** About this task **
Return each line of the listing that follows in which the string "desencriptar" can be found.

** Source data **
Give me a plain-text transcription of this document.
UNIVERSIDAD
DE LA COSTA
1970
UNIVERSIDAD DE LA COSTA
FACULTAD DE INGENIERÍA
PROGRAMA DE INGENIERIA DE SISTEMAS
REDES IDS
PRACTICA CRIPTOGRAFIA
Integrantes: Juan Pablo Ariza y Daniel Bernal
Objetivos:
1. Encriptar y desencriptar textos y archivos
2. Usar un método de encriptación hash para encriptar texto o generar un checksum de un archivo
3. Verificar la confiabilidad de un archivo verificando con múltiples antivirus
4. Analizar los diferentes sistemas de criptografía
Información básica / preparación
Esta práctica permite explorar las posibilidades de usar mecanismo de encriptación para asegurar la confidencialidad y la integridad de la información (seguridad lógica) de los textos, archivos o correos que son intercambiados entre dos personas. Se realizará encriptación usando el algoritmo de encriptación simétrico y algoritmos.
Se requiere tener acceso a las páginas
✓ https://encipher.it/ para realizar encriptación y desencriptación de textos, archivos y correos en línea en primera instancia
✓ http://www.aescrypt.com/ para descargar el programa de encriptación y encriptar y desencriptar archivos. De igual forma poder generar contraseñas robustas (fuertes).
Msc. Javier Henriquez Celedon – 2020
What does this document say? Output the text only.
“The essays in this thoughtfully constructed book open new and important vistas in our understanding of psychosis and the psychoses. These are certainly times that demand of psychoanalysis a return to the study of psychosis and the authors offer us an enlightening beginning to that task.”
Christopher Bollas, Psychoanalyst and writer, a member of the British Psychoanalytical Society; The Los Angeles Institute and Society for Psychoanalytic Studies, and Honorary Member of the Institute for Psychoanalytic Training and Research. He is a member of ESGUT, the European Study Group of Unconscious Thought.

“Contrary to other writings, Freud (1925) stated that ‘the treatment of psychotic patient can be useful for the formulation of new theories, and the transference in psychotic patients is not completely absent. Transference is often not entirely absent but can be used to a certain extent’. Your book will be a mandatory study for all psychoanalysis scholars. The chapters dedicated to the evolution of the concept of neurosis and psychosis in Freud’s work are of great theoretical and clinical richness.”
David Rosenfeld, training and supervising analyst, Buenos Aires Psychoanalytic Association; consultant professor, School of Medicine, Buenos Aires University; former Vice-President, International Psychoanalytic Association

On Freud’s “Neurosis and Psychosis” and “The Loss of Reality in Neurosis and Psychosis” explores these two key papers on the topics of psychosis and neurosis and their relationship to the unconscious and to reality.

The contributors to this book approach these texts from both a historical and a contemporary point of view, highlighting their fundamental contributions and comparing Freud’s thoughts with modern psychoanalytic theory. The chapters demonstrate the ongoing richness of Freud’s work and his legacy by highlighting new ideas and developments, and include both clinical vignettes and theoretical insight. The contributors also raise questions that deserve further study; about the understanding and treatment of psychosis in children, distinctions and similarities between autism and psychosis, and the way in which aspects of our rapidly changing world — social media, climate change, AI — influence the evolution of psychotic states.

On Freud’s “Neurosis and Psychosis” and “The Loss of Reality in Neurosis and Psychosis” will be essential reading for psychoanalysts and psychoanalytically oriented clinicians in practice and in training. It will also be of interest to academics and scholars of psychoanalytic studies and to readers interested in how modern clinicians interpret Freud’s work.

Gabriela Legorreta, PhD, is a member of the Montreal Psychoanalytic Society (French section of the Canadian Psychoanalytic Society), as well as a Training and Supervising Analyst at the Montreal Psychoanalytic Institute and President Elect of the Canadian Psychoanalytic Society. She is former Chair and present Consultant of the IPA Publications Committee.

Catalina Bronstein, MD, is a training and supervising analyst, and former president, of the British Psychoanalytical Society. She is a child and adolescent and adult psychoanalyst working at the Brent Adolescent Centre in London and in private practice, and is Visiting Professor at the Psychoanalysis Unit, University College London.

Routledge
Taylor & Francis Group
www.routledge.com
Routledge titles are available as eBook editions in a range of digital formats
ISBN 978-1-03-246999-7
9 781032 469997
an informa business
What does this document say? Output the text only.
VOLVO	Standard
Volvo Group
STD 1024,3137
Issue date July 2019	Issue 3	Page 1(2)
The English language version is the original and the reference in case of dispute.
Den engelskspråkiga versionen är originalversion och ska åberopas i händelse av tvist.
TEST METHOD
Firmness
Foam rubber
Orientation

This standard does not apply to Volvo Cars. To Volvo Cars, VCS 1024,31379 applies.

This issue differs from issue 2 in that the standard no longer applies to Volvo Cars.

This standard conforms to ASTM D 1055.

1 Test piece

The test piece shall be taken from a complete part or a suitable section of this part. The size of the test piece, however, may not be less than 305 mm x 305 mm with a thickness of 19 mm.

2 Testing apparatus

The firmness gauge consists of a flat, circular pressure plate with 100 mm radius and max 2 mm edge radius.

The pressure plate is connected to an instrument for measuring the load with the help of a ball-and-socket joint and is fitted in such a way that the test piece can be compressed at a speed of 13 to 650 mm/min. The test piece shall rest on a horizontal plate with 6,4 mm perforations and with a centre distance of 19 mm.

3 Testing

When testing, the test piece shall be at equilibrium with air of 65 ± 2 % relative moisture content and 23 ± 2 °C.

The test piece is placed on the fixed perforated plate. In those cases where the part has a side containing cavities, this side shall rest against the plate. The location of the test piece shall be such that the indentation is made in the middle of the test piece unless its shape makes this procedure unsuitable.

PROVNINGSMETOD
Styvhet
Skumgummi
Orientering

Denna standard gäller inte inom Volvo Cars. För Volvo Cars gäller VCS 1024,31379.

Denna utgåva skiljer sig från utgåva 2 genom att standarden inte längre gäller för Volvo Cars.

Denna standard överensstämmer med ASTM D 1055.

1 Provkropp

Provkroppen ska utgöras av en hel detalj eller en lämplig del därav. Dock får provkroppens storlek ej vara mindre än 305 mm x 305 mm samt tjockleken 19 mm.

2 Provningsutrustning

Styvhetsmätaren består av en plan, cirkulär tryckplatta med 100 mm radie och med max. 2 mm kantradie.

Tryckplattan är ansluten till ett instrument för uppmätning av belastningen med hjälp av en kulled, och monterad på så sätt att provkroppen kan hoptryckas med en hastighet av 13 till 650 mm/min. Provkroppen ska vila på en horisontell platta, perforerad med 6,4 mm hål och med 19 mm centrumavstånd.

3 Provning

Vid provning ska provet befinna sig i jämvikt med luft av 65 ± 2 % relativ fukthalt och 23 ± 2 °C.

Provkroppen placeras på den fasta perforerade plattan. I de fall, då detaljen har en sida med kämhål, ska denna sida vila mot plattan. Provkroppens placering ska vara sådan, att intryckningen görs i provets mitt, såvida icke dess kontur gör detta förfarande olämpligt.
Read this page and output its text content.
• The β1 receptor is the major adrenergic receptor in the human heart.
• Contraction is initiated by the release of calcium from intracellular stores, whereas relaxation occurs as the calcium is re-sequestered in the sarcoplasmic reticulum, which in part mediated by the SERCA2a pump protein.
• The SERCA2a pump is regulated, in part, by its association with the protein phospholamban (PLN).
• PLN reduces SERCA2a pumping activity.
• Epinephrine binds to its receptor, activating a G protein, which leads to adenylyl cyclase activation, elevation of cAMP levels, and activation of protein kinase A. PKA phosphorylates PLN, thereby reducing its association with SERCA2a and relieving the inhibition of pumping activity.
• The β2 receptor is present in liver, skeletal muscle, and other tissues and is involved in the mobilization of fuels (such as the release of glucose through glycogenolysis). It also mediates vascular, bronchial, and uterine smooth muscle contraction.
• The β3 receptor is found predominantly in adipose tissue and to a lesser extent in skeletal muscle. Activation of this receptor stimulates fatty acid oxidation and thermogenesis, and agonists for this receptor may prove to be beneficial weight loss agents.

** Completed task **
1. Encriptar y desencriptar textos y archivos
✓ http://www.aescrypt.com/ para descargar el programa de encriptación y encriptar y desencriptar archivos. De igual forma poder generar contraseñas robustas (fuertes).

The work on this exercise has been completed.